WHAT TO WORK ON >> Pick out every line holding the string "type" and copy it.

PROVIDED RECORDS >>
————————

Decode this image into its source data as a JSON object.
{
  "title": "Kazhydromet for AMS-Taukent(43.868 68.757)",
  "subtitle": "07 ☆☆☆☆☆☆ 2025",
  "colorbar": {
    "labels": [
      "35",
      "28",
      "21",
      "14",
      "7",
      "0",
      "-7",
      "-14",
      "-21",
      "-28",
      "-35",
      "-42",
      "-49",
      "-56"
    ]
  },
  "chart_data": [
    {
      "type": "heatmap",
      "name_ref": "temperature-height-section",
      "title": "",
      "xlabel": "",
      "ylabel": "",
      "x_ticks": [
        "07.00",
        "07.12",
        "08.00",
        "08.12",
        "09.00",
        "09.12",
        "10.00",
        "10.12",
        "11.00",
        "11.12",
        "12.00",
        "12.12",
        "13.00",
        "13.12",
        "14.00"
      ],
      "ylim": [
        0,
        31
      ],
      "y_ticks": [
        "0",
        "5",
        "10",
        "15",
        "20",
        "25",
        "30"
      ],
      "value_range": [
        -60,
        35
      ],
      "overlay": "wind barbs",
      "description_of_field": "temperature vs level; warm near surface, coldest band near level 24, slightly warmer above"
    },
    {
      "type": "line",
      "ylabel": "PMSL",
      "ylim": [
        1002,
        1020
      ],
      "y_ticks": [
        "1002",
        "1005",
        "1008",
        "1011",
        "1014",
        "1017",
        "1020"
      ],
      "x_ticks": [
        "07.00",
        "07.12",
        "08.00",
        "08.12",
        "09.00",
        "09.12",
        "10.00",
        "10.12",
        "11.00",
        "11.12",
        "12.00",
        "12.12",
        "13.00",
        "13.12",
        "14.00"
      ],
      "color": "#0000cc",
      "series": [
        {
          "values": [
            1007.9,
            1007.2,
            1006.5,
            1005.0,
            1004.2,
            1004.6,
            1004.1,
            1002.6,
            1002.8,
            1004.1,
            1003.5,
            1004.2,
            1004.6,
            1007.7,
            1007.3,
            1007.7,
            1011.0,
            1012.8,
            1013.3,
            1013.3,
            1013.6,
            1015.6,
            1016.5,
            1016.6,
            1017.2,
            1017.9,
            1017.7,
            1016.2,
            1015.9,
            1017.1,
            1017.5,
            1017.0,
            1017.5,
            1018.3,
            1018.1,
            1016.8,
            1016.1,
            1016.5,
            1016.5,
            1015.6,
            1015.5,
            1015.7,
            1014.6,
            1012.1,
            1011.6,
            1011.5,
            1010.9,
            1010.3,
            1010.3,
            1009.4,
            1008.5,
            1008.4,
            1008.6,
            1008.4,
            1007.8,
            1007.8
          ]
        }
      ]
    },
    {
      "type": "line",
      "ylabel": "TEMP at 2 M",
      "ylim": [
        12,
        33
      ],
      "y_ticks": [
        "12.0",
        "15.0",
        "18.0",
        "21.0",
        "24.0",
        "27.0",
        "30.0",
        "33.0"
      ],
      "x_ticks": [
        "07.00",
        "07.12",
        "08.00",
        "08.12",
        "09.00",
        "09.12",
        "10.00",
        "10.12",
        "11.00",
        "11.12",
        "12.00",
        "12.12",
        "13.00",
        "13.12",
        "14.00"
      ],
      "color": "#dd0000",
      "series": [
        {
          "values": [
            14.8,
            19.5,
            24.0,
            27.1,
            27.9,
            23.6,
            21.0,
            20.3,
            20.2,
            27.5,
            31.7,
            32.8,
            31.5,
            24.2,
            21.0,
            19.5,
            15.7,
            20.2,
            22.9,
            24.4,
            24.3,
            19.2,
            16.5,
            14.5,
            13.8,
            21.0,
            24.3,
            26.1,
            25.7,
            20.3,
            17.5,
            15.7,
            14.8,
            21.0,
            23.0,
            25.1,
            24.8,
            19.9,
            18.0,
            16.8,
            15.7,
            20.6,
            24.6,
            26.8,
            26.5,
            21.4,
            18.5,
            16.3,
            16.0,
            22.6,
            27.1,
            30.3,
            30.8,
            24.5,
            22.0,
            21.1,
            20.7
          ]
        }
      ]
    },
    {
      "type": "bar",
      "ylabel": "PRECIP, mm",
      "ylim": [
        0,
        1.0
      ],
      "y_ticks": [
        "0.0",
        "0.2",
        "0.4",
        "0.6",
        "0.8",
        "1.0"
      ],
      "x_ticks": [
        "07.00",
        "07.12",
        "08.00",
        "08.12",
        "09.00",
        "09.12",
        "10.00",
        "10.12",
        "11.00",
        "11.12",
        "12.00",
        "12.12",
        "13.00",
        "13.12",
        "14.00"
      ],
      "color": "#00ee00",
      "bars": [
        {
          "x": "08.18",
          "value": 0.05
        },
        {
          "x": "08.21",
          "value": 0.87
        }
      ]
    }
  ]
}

————————

RESPONSE TO THIS EXERCISE >>
      "type": "heatmap",
      "type": "line",
      "type": "line",
      "type": "bar",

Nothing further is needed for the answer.